## EXERCISES TO COMPLETE
1/ Using the interview on California community solar, decide whether each statement below agrees with it: (a) the 2024 decision counted on external state and federal funding to add to wholesale revenues; (b) the 2026 proposed decision replaces the lost external funding with another source; (c) ReMAT has supported several successful distributed solar developments over the last six years. For each, answer yes or no and quote the deciding words.
2/ Extend the interview on California community solar beyond its last sentence.

## DOCUMENT EXCERPT
□ □ □ □ □ □ □

In an interview with Factor This, James McGarry, CCSA’s West regional director, explains why the decision doesn’t work and how it creates barriers to meaningful customer savings and impedes the development of new projects. The conversation has been lightly edited for conciseness and clarity.

Paul: Let’s start by explaining the community renewable energy tariff recently adopted by the CPUC. What’s in it, and what does it do? 

James: The CPUC’s 2024 decision (D.24-05-065) created a Community Renewable Energy Program, but left many of the key design details for a later phase. At a high level, it’s built on existing wholesale tariffs—primarily the Renewable Energy Market Adjusting Tariff (ReMAT)—with a subscription model layered on top, so customers can participate and receive bill credits tied to a project’s output. Importantly, that 2024 decision recognized that wholesale compensation alone wouldn’t support projects, and was premised on “topping up” those revenues with external state and federal funding to make the program viable. 

The 2026 proposed decision is intended to finalize that program, but it largely confirms the same wholesale-based structure while acknowledging that those external funding sources are no longer available, and does not replace them with an alternative. It also directs utilities to work out many of the remaining implementation details through advice letters. 

So it establishes a framework for community solar, but key practical and economic elements needed to make the program work, particularly a viable compensation structure and core program design details, are not included. 

Paul: CCSA has called this decision “a significant step backward” for California community solar. Why is that?

James: The concern is that the program, as proposed, doesn’t provide a workable pathway to actually build projects or deliver customer savings. 

On the economics side, the Commission is relying on a wholesale compensation structure through ReMAT that has supported only one successful distributed solar development over the last six years, while also acknowledging that the external funding that was expected to make the program viable is no longer available. At the same time, developers would be required to take on additional obligations (such as serving subscribers and providing bill credits) without any additional revenue to support them. That combination makes projects very difficult to finance. 

When it comes to program design, several foundational elements are still not fully defined—particularly how bill credits translate into real customer savings, how those savings are presented, and how the program functions in practice for both low-income and market-rate customers. Rather than resolving those issues, the decision largely defers them to future utility filings. 

Finally, the decision takes a narrow view of the value these projects can provide, without fully evaluating how solar paired with storage—when properly sited and operated—can reduce peak demand and lower system costs. 

Taken together, the structure is unly to support meaningful project development. It also underscores the need for a fundamentally different approach—one that both compensates projects for the full range of grid services they can provide and includes a clear, workable program design that delivers real bill savings to customers and meets the program’s equity and affordability goals. 

Paul: Do you really anticipate fewer projects will be constructed? 

I think there’s a real risk that we don’t see any project development under the current framework. 

At the end of the day, these projects need to be financeable, and that depends on both the compensation structure and the clarity of the program design. Until those pieces are more fully defined, it’s going to be challenging for developers to move forward at scale.

□ □ □ □ □ □ □

## STORED RECORDS
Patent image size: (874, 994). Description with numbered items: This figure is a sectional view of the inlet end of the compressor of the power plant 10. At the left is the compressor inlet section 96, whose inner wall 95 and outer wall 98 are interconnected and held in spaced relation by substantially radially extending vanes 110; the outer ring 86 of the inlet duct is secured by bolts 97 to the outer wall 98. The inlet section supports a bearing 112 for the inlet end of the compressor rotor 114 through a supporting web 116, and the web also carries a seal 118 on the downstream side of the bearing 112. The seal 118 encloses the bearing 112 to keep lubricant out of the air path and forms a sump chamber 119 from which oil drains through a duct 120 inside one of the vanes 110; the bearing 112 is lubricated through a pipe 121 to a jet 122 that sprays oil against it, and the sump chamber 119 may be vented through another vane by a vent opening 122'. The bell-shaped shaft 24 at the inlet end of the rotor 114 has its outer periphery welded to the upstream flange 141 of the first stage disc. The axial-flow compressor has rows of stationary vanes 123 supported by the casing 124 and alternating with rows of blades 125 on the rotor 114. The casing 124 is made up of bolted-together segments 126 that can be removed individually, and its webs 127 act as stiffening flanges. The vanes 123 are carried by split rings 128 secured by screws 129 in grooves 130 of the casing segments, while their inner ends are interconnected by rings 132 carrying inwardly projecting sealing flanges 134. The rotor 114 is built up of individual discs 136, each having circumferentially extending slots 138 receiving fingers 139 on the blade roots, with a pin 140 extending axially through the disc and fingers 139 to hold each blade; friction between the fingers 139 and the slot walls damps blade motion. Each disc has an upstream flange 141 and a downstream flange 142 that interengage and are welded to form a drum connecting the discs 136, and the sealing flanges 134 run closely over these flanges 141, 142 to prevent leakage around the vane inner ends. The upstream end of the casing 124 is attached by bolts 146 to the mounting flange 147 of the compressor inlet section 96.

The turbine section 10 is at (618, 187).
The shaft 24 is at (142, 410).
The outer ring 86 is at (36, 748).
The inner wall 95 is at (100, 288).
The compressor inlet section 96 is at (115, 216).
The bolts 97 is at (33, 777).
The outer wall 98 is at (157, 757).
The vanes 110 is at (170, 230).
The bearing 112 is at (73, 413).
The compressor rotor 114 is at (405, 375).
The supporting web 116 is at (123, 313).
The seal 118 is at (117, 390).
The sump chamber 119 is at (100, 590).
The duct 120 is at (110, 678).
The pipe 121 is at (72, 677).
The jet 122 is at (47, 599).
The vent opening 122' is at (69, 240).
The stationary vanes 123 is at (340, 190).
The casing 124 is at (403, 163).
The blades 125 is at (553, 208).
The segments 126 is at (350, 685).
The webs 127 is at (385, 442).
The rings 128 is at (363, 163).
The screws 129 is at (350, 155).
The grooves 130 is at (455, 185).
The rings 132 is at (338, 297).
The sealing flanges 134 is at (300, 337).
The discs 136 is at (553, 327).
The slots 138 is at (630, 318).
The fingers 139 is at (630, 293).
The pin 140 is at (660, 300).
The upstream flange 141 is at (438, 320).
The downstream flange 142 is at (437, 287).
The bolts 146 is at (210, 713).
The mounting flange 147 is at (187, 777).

□ □ □ □ □ □ □

## RESULTS
1/
(a) Yes. The 2024 decision "was premised on “topping up” those revenues with external state and federal funding to make the program viable."
(b) No. The 2026 proposed decision acknowledges that those funding sources are no longer available, "and does not replace them with an alternative."
(c) No. ReMAT "has supported only one successful distributed solar development over the last six years."

2/
Paul: If you could make one or two immediate changes to the tariff, what would they be? What’s it missing? 

James: The biggest opportunity is to rethink how these projects are valued. 

Right now, the program relies on a narrow wholesale compensation framework that doesn’t reflect the full range of grid services these resources can provide. The Commission has acknowledged that those values depend on where and how projects are built and operated—but the tariff doesn’t incorporate that into compensation. As a result, it treats these projects generic wholesale resources, even though distributed solar paired with storage can be designed to deliver during peak-demand periods, reduce local grid stress, and avoid more expensive system investments. 

A more effective approach would be to compensate projects based on the value they can actually deliver when properly sited and dispatched. The record shows that when these resources are targeted to the right locations and hours, they can reduce peak demand and lower overall system costs. Without reflecting that in the compensation structure, it’s difficult to support projects that can both deliver grid benefits and provide meaningful bill savings to customers.

Paul: This isn’t the first time distributed solar policy has furrowed some eyebrows in California. NEM 3.0 significantly reduced compensation for solar energy, to the dismay of many. Is there a trend here? 

James: There is a clear trend toward more closely scrutinizing the value provided by distributed energy resources and tying compensation more directly to avoided costs. The Commission is trying to ensure that programs are cost-based and avoid shifting costs to non-participating customers—that’s an important and legitimate objective. 

At the same time, it’s important that we’re capturing the full range of value these resources can provide. Distributed solar, particularly when paired with storage, can be sited close to load and operated to deliver energy during the peak demand periods that actually drive system costs. When that happens, these resources aren’t just avoiding costs—they can help reduce the need for new infrastructure and lower overall system costs. 

So the opportunity for California is to build on this avoided-cost framework by making sure it reflects those capabilities. Other leading states are starting to move in that direction—treating distributed resources not as a source of cost shift, but as a tool for delivering ratepayer savings when they’re deployed and operated in the right way. 

Paul: How can California better leverage distributed solar, in general? Any promising developments to look forward to?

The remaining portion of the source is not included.